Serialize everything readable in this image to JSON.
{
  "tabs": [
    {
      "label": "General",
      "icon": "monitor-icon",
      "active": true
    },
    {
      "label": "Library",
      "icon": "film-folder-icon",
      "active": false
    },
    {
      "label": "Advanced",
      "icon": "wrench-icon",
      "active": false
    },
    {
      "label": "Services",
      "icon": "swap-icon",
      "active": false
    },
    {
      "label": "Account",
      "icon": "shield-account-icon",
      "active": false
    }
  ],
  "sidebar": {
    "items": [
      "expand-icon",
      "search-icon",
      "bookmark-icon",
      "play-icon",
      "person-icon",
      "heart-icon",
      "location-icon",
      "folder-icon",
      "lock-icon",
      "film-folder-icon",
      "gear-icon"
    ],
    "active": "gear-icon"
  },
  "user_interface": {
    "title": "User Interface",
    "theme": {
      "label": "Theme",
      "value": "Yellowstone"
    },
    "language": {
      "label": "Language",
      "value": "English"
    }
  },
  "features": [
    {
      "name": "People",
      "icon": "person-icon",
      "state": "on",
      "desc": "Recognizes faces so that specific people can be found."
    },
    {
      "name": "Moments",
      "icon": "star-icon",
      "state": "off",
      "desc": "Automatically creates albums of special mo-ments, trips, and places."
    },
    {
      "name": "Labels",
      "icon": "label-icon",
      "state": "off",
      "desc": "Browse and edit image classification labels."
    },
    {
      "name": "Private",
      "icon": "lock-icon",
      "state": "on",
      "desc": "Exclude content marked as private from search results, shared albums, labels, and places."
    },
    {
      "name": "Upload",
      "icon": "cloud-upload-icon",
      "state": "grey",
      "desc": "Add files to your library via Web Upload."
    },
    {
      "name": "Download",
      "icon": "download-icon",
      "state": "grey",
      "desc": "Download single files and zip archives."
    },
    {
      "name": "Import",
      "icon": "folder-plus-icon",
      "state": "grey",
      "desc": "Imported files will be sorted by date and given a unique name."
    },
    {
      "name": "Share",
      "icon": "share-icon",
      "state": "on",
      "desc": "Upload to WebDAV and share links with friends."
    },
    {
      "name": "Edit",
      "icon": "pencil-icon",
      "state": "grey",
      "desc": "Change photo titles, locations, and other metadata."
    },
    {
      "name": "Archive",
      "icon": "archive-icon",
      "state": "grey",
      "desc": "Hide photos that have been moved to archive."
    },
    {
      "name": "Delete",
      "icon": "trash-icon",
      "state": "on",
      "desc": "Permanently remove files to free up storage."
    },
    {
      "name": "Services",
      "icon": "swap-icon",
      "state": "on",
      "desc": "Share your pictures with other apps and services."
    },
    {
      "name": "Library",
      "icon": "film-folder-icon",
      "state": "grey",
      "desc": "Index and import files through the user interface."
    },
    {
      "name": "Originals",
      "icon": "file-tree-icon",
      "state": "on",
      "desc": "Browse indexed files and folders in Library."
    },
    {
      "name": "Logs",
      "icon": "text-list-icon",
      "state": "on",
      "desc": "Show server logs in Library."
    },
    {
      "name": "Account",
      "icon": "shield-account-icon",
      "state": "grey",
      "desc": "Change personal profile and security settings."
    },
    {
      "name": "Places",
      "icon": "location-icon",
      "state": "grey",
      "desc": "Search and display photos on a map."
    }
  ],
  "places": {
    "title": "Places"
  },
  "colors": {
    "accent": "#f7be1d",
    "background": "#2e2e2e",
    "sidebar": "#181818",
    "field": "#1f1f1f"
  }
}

» Exercise
Pick out every line with the string "Browse" and copy it.

» Answer to the problem
      "desc": "Browse and edit image classification labels."
      "desc": "Browse indexed files and folders in Library."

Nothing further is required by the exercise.